*WHAT YOU HAVE TO DO:* Return the number of lines holding "elettrici", with nothing added.

# # #

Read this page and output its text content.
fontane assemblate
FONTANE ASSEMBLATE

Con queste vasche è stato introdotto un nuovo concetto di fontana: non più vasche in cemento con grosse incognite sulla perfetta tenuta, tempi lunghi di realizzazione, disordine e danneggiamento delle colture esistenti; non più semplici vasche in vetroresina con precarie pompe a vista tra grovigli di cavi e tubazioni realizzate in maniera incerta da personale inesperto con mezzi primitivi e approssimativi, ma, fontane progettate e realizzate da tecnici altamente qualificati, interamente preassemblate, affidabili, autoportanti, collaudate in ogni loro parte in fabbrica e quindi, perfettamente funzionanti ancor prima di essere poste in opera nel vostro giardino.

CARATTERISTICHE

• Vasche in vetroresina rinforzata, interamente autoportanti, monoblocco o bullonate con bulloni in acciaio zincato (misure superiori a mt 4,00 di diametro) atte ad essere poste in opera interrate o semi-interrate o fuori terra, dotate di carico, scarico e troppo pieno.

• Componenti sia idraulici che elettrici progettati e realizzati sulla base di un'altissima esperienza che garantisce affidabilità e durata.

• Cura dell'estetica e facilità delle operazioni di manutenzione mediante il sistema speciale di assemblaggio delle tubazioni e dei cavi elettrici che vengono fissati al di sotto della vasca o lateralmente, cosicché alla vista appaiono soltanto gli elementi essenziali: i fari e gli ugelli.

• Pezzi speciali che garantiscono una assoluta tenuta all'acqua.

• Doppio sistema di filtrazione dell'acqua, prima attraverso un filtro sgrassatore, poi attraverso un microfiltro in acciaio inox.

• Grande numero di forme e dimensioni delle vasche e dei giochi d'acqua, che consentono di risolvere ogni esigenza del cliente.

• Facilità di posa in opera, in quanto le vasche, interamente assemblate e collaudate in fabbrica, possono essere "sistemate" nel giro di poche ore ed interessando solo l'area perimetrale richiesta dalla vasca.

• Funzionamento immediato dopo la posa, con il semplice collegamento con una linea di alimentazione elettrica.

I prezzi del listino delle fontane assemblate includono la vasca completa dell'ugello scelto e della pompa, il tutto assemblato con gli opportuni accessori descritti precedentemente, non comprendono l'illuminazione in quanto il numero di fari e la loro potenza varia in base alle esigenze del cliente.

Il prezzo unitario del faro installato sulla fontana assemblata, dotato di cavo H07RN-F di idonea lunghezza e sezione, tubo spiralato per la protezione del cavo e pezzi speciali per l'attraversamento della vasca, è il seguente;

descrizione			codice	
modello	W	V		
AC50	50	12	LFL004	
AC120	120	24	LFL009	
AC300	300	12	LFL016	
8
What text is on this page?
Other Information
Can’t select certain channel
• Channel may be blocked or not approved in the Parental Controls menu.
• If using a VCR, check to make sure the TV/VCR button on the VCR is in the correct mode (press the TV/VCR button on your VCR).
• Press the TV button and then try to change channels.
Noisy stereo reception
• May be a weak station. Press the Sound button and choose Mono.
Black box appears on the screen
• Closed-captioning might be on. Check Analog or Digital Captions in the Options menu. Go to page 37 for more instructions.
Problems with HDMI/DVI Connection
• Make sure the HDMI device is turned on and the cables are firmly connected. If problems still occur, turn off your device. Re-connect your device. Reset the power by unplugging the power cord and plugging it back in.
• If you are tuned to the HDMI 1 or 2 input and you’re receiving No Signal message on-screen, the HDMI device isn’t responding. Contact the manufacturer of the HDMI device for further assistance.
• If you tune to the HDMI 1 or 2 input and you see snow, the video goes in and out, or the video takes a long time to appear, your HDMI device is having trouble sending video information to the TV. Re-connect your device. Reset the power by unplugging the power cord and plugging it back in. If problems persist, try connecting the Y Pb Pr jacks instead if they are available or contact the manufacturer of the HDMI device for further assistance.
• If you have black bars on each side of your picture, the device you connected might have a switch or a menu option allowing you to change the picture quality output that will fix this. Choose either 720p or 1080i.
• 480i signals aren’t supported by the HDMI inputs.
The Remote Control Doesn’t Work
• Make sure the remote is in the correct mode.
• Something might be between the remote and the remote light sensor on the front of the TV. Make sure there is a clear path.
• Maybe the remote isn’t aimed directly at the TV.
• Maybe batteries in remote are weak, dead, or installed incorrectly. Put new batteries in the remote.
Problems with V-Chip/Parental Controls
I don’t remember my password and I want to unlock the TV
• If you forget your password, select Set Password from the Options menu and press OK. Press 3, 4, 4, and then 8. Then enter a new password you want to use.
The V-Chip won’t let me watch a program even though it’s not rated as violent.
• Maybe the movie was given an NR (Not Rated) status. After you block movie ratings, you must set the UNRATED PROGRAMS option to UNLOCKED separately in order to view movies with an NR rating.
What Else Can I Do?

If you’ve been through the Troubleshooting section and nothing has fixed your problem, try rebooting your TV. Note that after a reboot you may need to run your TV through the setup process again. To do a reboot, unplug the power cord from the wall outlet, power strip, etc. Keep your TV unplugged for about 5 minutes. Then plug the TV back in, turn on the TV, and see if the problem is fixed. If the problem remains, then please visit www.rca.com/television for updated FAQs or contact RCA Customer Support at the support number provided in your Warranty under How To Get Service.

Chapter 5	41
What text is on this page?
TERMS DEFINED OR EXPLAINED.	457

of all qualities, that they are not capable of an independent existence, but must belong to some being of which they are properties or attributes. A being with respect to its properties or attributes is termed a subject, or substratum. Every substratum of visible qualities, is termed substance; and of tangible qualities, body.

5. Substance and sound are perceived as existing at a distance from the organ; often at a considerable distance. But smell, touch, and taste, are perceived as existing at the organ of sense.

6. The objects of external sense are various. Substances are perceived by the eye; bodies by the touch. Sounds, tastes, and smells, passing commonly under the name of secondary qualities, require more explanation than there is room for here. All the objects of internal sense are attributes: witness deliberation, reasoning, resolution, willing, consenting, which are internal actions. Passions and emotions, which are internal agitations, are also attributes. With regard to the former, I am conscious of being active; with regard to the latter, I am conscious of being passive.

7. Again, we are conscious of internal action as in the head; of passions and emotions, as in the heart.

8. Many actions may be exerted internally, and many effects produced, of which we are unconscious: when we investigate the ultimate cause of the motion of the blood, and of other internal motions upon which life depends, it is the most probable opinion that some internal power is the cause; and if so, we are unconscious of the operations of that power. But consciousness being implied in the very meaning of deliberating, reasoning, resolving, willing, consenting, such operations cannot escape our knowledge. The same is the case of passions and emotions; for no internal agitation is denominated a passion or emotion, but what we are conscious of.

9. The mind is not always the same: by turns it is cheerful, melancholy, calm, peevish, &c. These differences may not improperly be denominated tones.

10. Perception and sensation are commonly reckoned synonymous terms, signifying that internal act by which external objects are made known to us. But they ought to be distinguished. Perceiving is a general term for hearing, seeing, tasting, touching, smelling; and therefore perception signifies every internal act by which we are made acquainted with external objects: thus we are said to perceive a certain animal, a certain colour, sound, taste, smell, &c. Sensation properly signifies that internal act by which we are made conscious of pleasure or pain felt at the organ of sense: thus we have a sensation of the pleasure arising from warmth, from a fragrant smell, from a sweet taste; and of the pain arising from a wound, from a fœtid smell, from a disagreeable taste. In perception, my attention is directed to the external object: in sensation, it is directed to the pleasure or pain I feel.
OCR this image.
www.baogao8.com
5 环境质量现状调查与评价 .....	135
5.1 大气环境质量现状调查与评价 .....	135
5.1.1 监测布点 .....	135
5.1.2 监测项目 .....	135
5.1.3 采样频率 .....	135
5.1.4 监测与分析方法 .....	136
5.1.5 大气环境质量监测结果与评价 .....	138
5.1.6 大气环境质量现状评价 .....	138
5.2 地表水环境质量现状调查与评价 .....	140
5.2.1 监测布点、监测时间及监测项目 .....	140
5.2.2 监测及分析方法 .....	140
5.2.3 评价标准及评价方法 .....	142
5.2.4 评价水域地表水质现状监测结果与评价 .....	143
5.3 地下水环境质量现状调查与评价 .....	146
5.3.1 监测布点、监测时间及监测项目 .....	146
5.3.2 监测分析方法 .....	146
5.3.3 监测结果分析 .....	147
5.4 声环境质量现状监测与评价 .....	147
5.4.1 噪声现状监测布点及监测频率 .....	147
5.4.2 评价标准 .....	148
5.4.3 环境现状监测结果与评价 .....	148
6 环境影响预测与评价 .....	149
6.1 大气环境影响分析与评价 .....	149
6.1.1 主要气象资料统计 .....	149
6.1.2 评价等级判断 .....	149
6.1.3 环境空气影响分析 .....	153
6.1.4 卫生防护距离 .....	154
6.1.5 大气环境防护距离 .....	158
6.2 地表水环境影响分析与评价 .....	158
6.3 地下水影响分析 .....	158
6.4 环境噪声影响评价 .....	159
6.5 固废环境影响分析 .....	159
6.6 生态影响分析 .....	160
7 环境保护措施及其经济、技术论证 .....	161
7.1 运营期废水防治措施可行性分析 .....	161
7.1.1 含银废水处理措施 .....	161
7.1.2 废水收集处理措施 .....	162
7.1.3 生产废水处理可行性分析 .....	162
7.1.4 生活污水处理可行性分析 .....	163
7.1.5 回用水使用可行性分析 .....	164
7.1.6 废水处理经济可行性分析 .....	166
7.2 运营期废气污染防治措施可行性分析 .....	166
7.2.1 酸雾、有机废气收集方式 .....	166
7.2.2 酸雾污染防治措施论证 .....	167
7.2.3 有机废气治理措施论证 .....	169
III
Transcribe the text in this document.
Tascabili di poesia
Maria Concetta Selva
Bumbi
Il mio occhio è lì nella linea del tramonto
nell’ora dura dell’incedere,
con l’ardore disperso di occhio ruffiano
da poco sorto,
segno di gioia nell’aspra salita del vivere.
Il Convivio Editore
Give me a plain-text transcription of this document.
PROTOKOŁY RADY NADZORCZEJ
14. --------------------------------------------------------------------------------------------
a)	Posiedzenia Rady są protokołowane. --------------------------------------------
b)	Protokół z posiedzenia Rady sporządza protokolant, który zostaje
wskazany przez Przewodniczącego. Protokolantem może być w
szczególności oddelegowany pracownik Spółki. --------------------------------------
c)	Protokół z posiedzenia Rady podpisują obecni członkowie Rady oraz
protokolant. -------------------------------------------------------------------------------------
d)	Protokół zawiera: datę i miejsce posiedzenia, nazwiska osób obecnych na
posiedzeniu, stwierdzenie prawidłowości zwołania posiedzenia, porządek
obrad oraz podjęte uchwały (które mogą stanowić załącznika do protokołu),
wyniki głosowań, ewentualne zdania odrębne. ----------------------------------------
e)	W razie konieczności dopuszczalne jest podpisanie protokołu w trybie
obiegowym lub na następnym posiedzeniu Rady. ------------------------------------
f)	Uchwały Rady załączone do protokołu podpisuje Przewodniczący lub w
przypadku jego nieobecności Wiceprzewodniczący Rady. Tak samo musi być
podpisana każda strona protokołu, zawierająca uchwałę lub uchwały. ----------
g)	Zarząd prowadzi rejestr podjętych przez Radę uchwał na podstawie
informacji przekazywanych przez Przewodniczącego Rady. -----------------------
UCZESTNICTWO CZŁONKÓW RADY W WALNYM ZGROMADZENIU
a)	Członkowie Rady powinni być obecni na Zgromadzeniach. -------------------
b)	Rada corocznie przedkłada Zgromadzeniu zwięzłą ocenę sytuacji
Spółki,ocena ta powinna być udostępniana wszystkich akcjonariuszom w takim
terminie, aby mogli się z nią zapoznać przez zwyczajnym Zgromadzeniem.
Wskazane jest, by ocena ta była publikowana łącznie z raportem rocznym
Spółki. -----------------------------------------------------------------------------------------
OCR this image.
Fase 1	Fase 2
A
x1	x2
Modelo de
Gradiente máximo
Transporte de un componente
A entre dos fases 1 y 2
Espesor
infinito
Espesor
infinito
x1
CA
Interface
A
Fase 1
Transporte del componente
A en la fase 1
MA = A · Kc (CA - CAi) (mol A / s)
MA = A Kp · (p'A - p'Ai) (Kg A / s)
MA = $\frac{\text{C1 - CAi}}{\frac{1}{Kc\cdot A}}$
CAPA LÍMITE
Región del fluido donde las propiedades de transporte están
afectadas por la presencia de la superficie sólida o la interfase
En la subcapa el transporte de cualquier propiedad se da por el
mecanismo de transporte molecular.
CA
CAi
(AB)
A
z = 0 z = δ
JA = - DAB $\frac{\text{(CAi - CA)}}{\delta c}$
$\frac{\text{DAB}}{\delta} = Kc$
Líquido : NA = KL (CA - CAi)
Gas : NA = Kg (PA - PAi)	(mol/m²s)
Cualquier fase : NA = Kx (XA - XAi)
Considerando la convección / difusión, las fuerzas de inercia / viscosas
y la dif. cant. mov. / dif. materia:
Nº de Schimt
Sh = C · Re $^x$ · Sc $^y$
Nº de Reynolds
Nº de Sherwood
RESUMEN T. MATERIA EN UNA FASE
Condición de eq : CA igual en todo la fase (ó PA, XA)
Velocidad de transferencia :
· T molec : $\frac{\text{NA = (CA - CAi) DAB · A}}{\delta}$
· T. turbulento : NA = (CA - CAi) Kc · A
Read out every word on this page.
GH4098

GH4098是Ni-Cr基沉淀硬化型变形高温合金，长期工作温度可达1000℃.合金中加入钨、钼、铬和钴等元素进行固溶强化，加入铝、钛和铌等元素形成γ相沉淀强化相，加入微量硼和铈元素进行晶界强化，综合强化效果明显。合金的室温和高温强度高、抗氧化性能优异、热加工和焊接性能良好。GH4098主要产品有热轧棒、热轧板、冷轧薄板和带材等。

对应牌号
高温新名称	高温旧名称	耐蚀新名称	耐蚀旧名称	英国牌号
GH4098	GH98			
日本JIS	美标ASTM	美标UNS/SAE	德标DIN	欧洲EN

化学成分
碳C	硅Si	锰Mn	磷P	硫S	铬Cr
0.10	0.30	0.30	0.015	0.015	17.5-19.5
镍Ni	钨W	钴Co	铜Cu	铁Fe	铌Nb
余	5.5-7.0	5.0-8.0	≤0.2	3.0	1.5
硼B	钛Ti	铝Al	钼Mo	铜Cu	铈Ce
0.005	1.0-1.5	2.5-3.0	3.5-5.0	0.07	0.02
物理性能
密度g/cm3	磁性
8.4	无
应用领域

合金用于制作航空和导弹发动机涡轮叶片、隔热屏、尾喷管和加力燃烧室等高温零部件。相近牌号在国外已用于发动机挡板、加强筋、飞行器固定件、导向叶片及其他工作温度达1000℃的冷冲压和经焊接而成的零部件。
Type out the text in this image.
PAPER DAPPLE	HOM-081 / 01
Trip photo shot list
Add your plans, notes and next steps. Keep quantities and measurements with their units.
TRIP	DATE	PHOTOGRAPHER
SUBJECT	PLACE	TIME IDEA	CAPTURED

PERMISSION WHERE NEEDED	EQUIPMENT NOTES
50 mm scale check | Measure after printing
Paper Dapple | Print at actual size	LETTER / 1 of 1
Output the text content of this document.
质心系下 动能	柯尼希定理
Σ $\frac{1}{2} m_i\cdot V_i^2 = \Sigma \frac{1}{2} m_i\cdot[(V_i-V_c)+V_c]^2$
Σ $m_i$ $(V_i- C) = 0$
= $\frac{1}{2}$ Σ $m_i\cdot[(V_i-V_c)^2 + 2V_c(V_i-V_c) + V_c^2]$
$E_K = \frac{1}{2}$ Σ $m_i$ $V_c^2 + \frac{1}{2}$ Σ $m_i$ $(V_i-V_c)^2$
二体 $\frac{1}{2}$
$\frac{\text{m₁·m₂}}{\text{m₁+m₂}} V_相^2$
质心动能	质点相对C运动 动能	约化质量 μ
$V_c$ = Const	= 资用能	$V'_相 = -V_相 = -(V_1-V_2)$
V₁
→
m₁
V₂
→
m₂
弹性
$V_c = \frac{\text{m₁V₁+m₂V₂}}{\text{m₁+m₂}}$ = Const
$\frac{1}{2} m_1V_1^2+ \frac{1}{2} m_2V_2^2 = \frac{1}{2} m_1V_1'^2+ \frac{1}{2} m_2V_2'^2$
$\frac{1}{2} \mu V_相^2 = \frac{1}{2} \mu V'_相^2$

# # #

*SOLUTION BELOW:* 2